_Set task:_
Pull out all lines from the listing below in which the word "ecology" appears.

_Extracted material:_
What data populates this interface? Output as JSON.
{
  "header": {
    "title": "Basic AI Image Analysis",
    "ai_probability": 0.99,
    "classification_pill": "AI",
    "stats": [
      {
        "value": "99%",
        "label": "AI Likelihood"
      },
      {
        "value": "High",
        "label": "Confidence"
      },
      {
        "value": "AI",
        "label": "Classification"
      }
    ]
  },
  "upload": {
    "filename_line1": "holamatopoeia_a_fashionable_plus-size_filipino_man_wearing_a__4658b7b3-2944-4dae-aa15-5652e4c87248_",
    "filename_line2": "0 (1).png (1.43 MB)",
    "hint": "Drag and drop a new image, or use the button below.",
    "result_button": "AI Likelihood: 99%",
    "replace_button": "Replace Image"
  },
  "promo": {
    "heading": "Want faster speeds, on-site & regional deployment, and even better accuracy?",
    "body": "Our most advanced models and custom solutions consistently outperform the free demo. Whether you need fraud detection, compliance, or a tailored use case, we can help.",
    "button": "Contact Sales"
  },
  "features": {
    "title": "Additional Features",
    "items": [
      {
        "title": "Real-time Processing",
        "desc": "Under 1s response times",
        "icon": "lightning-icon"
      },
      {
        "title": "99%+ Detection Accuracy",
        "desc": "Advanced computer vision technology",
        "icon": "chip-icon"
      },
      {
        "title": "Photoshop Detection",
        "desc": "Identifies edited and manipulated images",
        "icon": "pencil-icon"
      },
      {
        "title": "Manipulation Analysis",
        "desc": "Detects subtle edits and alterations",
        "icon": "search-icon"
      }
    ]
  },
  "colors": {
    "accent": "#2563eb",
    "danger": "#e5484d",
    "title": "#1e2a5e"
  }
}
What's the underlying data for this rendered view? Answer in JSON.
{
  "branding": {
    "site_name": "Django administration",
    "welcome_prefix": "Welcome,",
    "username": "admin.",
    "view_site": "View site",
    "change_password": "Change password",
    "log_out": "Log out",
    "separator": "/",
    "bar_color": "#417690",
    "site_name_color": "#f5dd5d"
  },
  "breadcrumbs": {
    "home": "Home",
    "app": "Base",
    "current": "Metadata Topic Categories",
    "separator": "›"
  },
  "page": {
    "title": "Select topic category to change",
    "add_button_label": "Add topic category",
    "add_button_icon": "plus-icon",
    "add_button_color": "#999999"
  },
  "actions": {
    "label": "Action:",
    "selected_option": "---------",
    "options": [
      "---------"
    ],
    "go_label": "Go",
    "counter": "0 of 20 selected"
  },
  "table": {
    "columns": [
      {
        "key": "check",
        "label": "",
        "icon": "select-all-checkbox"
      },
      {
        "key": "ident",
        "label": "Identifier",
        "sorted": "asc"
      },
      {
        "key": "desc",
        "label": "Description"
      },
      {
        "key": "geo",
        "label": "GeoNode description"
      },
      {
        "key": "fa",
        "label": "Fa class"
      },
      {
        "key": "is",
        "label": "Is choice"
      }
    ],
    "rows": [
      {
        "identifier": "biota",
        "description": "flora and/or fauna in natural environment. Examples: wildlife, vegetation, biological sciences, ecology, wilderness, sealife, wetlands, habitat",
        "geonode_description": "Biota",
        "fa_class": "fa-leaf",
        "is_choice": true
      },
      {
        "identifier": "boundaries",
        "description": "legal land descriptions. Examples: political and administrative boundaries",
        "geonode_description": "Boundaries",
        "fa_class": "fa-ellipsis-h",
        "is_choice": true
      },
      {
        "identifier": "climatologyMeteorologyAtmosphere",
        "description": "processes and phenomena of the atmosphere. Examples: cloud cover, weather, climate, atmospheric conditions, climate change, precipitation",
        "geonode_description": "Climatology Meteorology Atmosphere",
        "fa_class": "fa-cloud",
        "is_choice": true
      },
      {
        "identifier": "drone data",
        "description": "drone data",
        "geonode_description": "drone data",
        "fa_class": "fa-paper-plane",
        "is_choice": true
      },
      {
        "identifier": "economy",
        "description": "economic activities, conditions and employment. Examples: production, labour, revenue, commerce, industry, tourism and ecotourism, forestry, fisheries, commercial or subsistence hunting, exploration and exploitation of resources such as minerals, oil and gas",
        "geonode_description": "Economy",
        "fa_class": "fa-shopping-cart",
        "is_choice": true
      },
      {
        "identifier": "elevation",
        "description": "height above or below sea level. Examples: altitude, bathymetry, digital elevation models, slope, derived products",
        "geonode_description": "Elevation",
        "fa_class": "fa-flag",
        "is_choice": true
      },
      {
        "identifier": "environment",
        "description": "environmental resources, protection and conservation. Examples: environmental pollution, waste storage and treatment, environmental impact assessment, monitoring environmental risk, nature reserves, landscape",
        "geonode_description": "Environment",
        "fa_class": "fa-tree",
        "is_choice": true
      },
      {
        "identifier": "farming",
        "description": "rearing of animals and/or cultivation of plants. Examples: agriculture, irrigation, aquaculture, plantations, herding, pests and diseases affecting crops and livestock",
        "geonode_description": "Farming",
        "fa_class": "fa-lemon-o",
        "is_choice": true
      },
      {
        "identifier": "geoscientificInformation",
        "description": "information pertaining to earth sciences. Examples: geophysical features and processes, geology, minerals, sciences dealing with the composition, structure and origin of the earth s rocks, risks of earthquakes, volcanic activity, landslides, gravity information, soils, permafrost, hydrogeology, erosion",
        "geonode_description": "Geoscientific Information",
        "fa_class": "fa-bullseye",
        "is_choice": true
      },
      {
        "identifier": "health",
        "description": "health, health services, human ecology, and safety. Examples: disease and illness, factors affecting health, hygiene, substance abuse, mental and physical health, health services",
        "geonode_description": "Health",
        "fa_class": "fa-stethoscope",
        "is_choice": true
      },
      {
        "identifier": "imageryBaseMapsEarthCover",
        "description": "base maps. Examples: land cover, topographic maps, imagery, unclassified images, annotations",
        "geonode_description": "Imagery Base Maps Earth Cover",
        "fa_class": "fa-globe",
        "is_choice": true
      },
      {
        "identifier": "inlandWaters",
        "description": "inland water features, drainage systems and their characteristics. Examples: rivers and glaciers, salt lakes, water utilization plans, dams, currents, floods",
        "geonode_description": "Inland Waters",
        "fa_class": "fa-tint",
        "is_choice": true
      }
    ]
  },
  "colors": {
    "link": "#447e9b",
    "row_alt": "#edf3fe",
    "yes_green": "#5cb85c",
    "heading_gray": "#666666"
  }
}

_Written response:_
        "description": "flora and/or fauna in natural environment. Examples: wildlife, vegetation, biological sciences, ecology, wilderness, sealife, wetlands, habitat",
        "description": "health, health services, human ecology, and safety. Examples: disease and illness, factors affecting health, hygiene, substance abuse, mental and physical health, health services",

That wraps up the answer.